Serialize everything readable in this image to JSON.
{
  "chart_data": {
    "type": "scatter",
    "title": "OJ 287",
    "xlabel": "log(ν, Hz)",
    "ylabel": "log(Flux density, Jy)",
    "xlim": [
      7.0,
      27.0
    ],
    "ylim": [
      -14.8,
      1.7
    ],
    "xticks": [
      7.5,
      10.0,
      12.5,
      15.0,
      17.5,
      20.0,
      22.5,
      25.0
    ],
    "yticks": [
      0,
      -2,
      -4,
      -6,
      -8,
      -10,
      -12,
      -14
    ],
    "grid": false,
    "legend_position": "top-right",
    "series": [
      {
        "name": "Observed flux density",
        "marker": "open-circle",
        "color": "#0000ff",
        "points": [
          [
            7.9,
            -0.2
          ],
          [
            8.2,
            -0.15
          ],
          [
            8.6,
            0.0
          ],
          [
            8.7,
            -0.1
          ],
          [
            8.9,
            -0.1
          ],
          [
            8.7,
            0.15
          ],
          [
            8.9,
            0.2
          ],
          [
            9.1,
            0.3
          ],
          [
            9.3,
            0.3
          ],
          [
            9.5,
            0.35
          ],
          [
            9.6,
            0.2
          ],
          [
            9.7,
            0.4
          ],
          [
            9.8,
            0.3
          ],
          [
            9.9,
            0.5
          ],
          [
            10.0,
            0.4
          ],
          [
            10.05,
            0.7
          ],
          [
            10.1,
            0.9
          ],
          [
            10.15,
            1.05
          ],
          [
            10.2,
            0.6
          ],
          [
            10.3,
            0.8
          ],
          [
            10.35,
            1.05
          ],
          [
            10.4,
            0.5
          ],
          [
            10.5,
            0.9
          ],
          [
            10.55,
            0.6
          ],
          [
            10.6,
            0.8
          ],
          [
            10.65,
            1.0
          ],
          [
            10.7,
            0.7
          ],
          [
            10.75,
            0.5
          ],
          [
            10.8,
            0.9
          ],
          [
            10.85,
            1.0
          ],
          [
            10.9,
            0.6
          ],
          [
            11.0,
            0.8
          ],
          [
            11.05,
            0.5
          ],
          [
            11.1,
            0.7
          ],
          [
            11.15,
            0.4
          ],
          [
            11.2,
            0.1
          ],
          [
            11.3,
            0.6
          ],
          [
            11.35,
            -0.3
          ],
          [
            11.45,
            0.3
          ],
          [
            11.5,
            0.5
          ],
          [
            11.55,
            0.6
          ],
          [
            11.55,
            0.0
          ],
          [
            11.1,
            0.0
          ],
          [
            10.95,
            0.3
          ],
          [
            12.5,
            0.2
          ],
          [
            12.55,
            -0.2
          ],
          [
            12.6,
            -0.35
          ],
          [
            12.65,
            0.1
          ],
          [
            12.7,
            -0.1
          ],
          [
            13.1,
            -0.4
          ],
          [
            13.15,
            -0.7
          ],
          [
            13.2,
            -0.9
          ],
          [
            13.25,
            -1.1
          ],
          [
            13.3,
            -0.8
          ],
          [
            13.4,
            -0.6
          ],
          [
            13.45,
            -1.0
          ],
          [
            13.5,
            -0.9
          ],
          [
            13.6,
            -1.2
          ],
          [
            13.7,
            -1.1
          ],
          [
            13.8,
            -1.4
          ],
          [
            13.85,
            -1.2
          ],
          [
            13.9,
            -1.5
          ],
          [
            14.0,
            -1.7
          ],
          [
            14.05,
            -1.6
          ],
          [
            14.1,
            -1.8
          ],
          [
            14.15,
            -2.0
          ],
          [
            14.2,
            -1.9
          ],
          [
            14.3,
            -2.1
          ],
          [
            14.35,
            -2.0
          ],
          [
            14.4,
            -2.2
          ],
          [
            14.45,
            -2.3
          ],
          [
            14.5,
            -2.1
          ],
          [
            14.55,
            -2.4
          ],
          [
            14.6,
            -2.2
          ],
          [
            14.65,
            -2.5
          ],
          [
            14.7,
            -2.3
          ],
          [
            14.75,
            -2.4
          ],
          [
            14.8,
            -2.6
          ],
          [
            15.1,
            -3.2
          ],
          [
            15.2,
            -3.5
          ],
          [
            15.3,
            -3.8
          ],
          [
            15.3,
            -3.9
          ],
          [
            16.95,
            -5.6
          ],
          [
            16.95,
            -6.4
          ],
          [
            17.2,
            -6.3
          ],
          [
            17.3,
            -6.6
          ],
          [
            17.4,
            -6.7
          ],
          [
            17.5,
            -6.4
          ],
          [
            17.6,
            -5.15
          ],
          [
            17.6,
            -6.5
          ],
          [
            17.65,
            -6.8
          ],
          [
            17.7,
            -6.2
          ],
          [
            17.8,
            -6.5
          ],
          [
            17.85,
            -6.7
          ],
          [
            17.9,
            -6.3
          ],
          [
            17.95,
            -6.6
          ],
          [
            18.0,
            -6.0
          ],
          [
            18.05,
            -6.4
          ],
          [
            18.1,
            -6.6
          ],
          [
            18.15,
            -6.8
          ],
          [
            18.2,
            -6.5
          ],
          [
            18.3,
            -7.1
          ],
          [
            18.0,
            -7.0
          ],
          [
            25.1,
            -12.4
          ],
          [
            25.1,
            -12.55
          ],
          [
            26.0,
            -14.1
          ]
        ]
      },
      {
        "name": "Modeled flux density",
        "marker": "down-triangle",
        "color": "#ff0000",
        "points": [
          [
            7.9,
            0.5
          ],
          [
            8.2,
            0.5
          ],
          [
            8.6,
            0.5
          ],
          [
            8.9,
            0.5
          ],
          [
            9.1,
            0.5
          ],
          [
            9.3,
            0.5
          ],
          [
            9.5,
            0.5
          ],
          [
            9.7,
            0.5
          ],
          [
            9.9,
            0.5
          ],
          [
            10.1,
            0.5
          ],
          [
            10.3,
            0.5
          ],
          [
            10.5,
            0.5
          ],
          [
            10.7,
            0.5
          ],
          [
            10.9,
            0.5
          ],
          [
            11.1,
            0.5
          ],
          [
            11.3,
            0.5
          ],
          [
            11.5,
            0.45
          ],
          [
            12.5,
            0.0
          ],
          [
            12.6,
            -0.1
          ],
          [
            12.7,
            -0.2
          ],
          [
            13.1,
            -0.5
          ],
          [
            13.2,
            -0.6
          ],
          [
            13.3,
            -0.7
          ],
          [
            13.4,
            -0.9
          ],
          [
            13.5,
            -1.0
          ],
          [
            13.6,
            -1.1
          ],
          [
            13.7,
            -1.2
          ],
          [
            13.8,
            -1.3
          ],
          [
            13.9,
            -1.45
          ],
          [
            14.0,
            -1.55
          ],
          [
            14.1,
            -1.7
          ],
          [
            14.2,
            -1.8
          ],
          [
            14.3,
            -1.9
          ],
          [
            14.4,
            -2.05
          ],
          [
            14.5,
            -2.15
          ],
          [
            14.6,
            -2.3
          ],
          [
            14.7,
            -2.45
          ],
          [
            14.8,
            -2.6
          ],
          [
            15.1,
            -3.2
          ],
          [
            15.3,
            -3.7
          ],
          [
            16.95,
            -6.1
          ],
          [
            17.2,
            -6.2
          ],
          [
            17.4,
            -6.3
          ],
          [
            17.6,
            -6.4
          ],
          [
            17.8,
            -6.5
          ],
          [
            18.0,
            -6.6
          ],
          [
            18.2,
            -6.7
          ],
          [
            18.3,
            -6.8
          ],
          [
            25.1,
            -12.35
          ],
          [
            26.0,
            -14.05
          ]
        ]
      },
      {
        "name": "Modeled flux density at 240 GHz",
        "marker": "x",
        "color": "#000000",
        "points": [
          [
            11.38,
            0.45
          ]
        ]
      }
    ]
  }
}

• [WHAT TO PRODUCE] Report only the number of lines in the data above that contain "marker".

• [RIGHT ANSWER] 3